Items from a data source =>
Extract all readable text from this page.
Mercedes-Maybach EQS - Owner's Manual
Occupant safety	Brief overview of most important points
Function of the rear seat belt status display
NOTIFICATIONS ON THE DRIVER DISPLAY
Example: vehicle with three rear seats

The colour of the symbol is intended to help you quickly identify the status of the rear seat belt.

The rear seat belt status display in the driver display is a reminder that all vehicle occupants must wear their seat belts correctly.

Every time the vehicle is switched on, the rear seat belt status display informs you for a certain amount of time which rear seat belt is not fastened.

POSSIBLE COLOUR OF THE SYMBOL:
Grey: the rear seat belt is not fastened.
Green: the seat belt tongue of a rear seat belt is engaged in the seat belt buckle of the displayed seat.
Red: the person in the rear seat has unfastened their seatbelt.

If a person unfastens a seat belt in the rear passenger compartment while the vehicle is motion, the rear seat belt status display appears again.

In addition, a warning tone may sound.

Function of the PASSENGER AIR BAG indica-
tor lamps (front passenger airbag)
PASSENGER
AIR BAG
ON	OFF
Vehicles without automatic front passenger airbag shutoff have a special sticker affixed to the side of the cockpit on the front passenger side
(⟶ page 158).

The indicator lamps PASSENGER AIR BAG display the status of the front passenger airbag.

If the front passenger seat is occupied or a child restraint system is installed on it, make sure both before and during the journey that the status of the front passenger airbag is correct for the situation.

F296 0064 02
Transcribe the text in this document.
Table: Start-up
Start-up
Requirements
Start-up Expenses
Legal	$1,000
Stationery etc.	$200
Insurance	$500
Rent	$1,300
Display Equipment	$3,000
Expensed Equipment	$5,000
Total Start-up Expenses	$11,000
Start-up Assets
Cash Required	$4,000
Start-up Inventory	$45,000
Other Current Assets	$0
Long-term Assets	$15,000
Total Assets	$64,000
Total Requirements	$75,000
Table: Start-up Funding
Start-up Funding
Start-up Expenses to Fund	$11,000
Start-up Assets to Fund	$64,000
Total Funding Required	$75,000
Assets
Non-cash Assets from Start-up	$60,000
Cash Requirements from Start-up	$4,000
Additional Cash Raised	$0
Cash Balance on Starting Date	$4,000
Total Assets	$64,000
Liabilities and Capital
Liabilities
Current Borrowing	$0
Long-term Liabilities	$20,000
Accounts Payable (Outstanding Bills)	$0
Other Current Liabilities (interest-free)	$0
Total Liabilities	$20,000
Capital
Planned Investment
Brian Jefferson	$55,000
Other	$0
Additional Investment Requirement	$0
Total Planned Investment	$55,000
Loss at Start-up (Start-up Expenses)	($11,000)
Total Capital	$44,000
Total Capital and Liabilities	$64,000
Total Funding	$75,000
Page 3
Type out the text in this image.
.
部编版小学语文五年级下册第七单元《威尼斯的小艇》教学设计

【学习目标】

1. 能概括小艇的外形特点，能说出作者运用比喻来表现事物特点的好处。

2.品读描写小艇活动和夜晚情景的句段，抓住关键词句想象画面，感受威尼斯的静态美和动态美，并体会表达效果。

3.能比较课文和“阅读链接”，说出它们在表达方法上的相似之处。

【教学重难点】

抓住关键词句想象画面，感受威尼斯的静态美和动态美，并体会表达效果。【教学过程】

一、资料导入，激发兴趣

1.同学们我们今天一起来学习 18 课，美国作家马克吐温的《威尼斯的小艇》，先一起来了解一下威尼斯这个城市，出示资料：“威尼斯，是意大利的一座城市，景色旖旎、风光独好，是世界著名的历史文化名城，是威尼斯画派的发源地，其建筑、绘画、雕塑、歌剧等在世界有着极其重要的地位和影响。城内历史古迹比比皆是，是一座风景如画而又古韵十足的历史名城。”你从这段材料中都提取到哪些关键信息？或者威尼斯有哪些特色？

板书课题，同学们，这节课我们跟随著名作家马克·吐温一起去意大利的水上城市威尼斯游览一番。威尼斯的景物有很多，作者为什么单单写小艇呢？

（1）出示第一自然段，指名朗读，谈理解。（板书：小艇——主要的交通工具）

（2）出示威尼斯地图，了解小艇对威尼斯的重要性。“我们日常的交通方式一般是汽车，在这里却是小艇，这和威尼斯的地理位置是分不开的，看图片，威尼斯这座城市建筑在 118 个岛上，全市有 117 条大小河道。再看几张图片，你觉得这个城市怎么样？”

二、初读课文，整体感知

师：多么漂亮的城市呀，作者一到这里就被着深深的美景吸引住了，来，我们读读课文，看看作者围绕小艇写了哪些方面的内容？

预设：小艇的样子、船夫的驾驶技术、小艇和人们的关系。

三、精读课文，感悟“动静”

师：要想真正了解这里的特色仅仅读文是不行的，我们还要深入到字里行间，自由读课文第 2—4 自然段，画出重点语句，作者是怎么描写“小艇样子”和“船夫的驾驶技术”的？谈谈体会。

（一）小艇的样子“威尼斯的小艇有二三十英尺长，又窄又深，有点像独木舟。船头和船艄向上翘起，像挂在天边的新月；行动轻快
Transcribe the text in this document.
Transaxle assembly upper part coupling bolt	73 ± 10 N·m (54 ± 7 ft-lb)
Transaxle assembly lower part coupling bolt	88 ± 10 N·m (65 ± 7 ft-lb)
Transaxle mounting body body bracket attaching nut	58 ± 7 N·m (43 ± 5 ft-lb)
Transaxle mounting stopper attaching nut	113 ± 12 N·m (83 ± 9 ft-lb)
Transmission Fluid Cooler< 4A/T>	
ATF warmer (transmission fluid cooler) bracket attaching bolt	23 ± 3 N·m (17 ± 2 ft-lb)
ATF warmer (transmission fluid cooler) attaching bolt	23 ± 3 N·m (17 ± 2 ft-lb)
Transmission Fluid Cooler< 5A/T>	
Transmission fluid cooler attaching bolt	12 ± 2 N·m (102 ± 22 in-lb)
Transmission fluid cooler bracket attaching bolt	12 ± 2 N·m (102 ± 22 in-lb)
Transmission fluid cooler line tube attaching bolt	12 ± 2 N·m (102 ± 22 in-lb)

Short problem => Where a line in the material above holds "Liabilities", copy that line.

Response to this task =>
Liabilities and Capital
Liabilities
Long-term Liabilities	$20,000
Other Current Liabilities (interest-free)	$0
Total Liabilities	$20,000
Total Capital and Liabilities	$64,000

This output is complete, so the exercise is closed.